* begin *

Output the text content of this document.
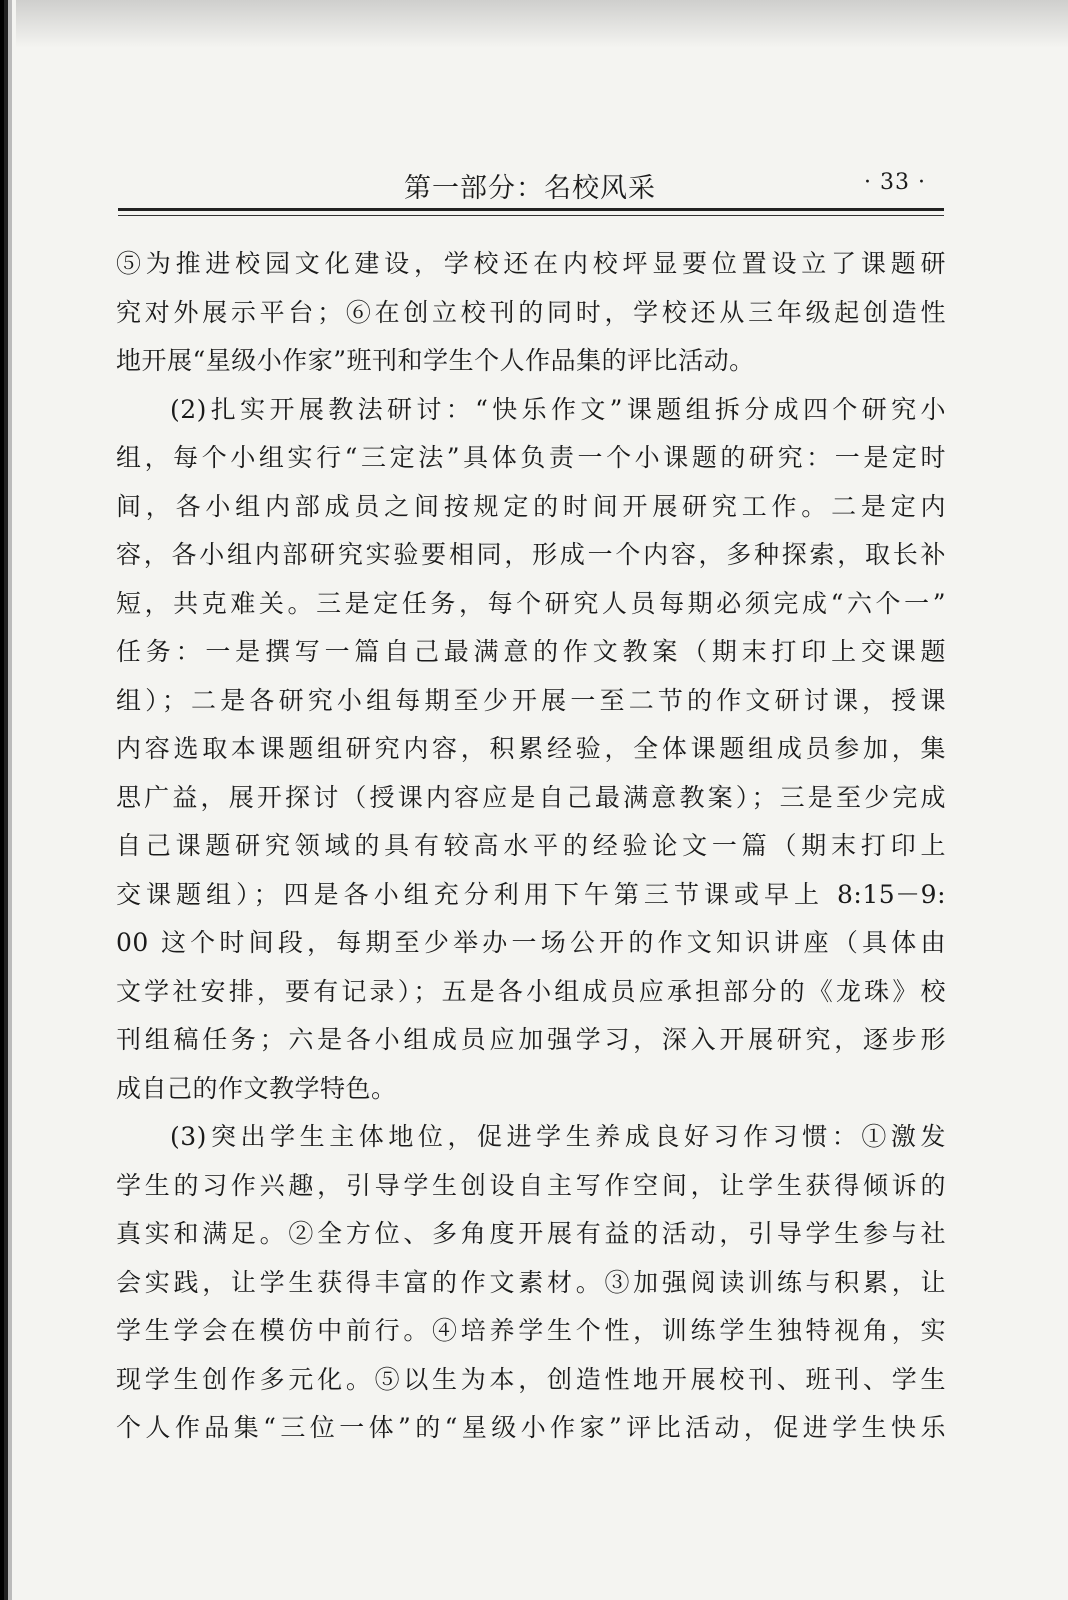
第一部分：名校风采	· 33 ·
⑤为推进校园文化建设，学校还在内校坪显要位置设立了课题研
究对外展示平台；⑥在创立校刊的同时，学校还从三年级起创造性
地开展“星级小作家”班刊和学生个人作品集的评比活动。
(2)扎实开展教法研讨：“快乐作文”课题组拆分成四个研究小
组，每个小组实行“三定法”具体负责一个小课题的研究：一是定时
间，各小组内部成员之间按规定的时间开展研究工作。二是定内
容，各小组内部研究实验要相同，形成一个内容，多种探索，取长补
短，共克难关。三是定任务，每个研究人员每期必须完成“六个一”
任务：一是撰写一篇自己最满意的作文教案（期末打印上交课题
组）；二是各研究小组每期至少开展一至二节的作文研讨课，授课
内容选取本课题组研究内容，积累经验，全体课题组成员参加，集
思广益，展开探讨（授课内容应是自己最满意教案）；三是至少完成
自己课题研究领域的具有较高水平的经验论文一篇（期末打印上
交课题组）；四是各小组充分利用下午第三节课或早上 8:15－9:
00 这个时间段，每期至少举办一场公开的作文知识讲座（具体由
文学社安排，要有记录）；五是各小组成员应承担部分的《龙珠》校
刊组稿任务；六是各小组成员应加强学习，深入开展研究，逐步形
成自己的作文教学特色。
(3)突出学生主体地位，促进学生养成良好习作习惯：①激发
学生的习作兴趣，引导学生创设自主写作空间，让学生获得倾诉的
真实和满足。②全方位、多角度开展有益的活动，引导学生参与社
会实践，让学生获得丰富的作文素材。③加强阅读训练与积累，让
学生学会在模仿中前行。④培养学生个性，训练学生独特视角，实
现学生创作多元化。⑤以生为本，创造性地开展校刊、班刊、学生
个人作品集“三位一体”的“星级小作家”评比活动，促进学生快乐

* end *

Short exercise:
Copy out all the data exactly; skip the pictures.

Response:
Output the text content of this document.
第一部分：名校风采	· 33 ·
⑤为推进校园文化建设，学校还在内校坪显要位置设立了课题研
究对外展示平台；⑥在创立校刊的同时，学校还从三年级起创造性
地开展“星级小作家”班刊和学生个人作品集的评比活动。
(2)扎实开展教法研讨：“快乐作文”课题组拆分成四个研究小
组，每个小组实行“三定法”具体负责一个小课题的研究：一是定时
间，各小组内部成员之间按规定的时间开展研究工作。二是定内
容，各小组内部研究实验要相同，形成一个内容，多种探索，取长补
短，共克难关。三是定任务，每个研究人员每期必须完成“六个一”
任务：一是撰写一篇自己最满意的作文教案（期末打印上交课题
组）；二是各研究小组每期至少开展一至二节的作文研讨课，授课
内容选取本课题组研究内容，积累经验，全体课题组成员参加，集
思广益，展开探讨（授课内容应是自己最满意教案）；三是至少完成
自己课题研究领域的具有较高水平的经验论文一篇（期末打印上
交课题组）；四是各小组充分利用下午第三节课或早上 8:15－9:
00 这个时间段，每期至少举办一场公开的作文知识讲座（具体由
文学社安排，要有记录）；五是各小组成员应承担部分的《龙珠》校
刊组稿任务；六是各小组成员应加强学习，深入开展研究，逐步形
成自己的作文教学特色。
(3)突出学生主体地位，促进学生养成良好习作习惯：①激发
学生的习作兴趣，引导学生创设自主写作空间，让学生获得倾诉的
真实和满足。②全方位、多角度开展有益的活动，引导学生参与社
会实践，让学生获得丰富的作文素材。③加强阅读训练与积累，让
学生学会在模仿中前行。④培养学生个性，训练学生独特视角，实
现学生创作多元化。⑤以生为本，创造性地开展校刊、班刊、学生
个人作品集“三位一体”的“星级小作家”评比活动，促进学生快乐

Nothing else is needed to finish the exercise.